● INSTRUCTION:
In the records below, find each line with the word "tipo" and copy it.

== == ==

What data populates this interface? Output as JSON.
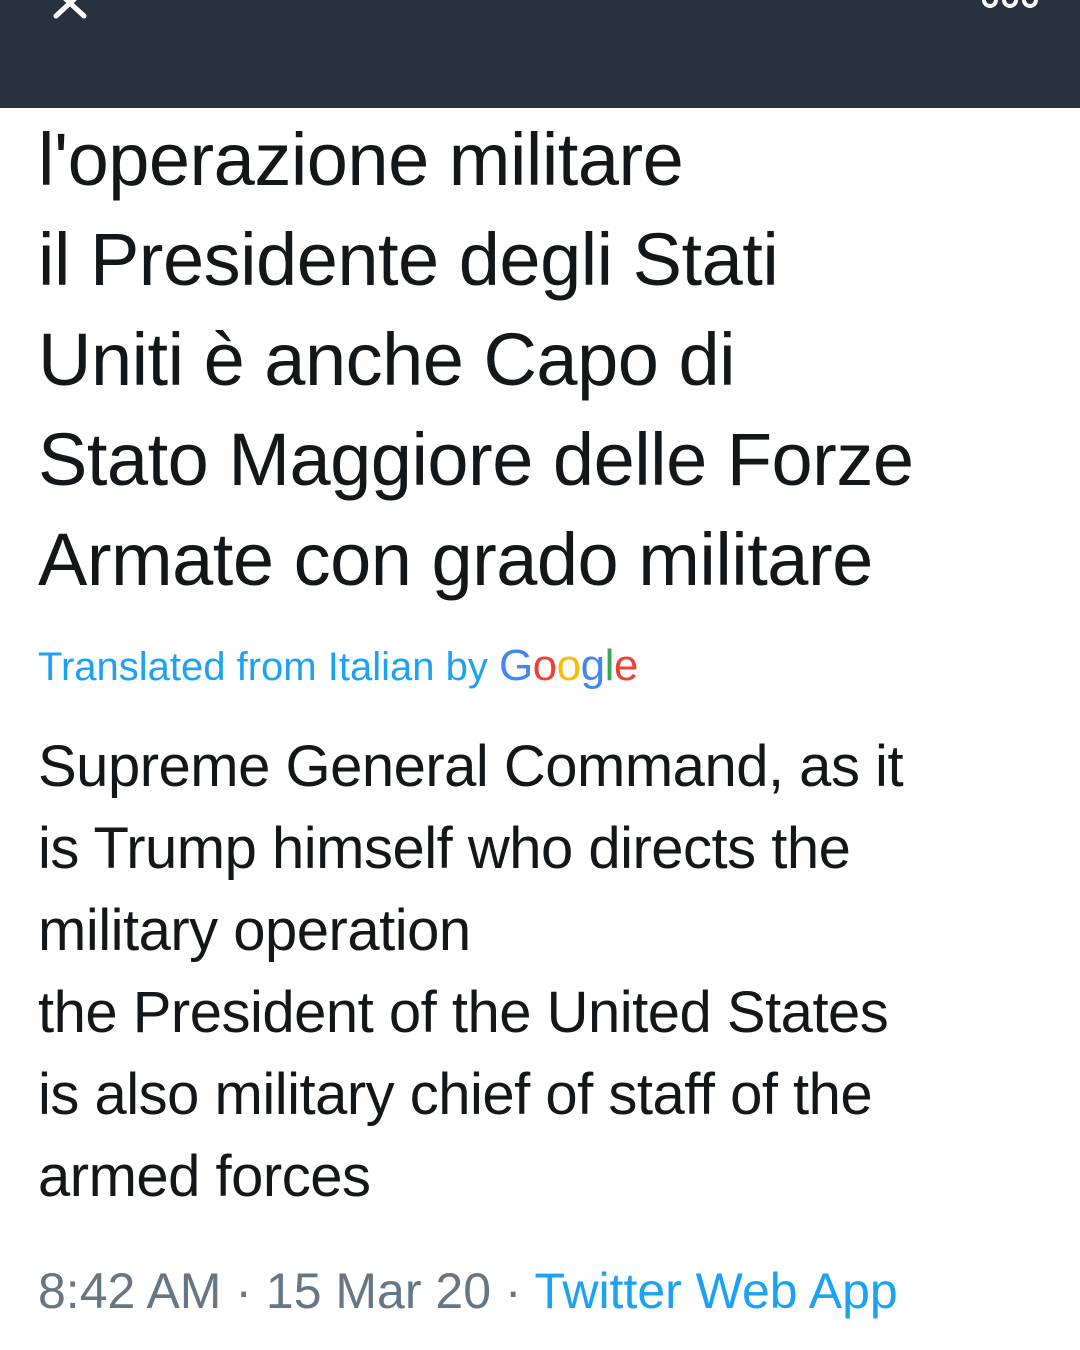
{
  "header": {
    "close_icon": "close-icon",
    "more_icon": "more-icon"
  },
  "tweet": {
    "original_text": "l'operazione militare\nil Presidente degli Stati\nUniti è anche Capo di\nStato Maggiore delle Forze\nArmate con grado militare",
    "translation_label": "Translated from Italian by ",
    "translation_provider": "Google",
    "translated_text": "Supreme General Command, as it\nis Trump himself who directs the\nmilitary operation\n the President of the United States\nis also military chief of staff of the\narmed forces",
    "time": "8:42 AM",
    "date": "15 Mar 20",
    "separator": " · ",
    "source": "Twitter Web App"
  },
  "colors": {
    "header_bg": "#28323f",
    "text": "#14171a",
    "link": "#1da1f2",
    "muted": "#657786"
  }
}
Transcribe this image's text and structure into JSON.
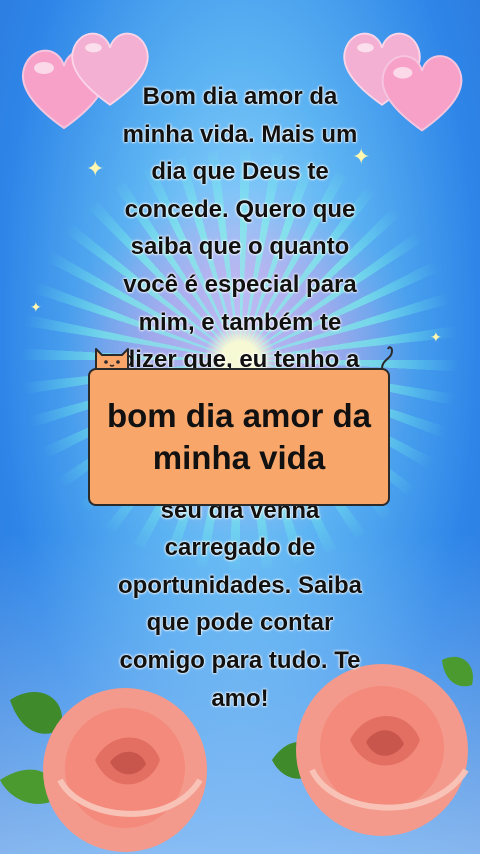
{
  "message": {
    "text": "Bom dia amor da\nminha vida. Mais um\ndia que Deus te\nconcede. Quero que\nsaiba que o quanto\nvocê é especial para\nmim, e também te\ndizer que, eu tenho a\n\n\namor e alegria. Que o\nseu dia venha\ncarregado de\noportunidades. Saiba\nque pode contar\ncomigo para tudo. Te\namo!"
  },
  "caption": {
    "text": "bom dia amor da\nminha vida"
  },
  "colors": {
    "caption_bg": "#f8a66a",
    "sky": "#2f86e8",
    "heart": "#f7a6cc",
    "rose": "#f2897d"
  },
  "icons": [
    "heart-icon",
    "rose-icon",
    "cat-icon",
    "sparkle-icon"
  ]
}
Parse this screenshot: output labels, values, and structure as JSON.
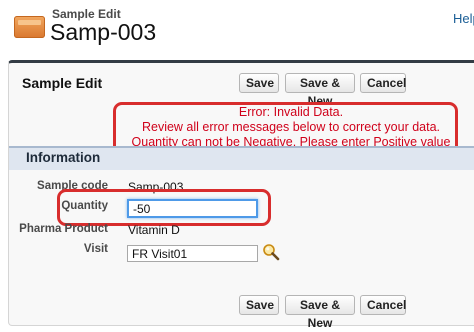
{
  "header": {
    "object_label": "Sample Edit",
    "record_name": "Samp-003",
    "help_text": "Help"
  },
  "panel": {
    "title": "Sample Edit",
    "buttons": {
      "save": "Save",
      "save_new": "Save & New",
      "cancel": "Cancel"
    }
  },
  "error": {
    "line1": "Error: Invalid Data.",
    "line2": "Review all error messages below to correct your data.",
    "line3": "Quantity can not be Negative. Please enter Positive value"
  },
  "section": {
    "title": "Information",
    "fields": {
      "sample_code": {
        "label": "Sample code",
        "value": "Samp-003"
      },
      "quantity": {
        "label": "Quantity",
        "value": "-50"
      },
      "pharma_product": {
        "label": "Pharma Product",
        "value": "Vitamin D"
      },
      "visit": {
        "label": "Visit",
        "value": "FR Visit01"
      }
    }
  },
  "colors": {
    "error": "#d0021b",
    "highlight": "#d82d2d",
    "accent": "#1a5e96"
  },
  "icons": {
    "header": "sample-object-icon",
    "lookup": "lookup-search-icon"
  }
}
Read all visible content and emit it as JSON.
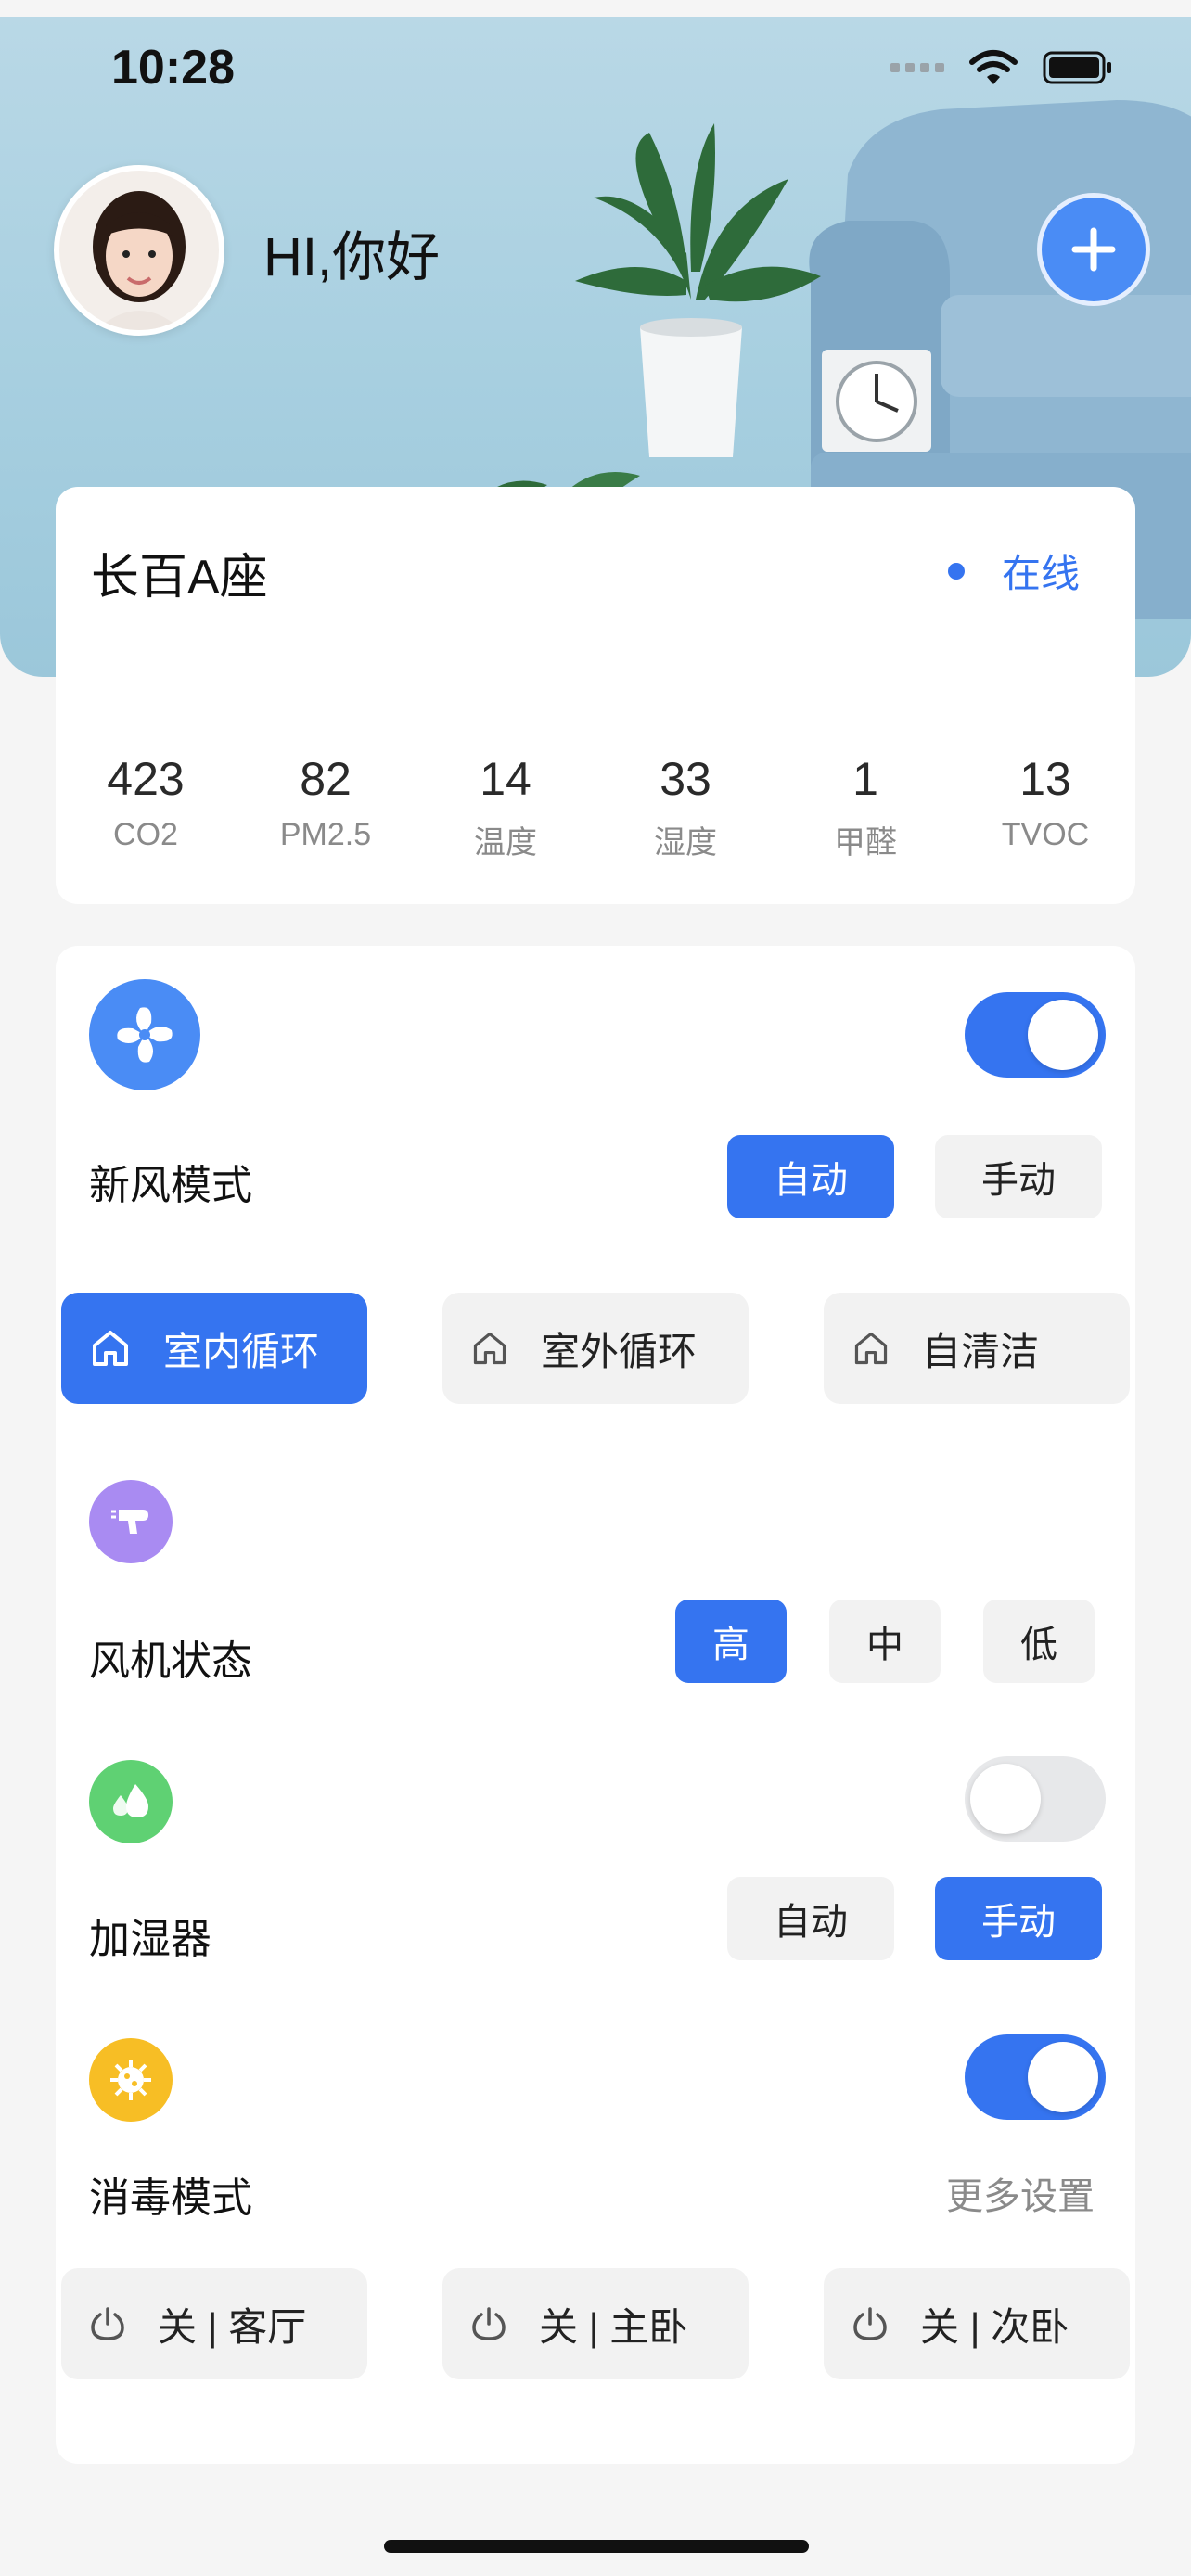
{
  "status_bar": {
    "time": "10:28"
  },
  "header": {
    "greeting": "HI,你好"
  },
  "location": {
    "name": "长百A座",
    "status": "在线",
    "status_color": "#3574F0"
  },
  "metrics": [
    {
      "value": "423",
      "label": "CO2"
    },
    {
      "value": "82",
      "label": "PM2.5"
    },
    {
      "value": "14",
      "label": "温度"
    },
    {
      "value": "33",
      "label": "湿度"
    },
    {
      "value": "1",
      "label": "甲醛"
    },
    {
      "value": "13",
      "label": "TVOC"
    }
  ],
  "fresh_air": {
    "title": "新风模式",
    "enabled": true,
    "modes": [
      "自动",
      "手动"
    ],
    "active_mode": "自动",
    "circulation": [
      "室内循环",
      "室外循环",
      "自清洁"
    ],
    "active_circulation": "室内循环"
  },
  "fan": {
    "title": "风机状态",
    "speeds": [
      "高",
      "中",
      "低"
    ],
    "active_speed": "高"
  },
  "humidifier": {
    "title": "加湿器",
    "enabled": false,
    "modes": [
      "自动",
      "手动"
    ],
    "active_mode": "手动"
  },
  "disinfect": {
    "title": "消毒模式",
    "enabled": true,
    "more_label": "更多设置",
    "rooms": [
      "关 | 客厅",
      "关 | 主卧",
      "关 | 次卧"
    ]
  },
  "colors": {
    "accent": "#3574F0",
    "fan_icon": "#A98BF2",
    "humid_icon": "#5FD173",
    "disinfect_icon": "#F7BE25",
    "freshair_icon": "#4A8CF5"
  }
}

== == ==

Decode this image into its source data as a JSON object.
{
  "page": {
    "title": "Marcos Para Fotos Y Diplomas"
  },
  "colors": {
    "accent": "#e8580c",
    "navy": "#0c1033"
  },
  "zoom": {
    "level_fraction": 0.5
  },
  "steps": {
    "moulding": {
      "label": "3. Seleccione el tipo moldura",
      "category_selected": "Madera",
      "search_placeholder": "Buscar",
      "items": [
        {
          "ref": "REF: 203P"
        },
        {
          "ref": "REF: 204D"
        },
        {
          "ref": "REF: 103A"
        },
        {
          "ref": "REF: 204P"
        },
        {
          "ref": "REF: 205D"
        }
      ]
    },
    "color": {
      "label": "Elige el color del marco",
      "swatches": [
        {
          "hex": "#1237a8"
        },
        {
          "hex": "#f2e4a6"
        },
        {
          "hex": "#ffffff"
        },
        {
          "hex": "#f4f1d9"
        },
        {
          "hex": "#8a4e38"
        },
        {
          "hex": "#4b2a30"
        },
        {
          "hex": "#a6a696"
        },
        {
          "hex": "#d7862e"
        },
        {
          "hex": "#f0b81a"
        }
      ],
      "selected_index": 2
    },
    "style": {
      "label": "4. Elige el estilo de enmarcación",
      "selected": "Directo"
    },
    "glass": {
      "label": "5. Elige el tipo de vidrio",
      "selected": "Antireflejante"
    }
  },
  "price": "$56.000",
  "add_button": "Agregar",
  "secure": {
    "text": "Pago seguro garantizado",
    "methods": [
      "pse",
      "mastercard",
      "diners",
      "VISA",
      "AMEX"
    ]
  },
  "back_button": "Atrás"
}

== == ==

● FINISHED ANSWER:
      "label": "3. Seleccione el tipo moldura",
      "label": "5. Elige el tipo de vidrio",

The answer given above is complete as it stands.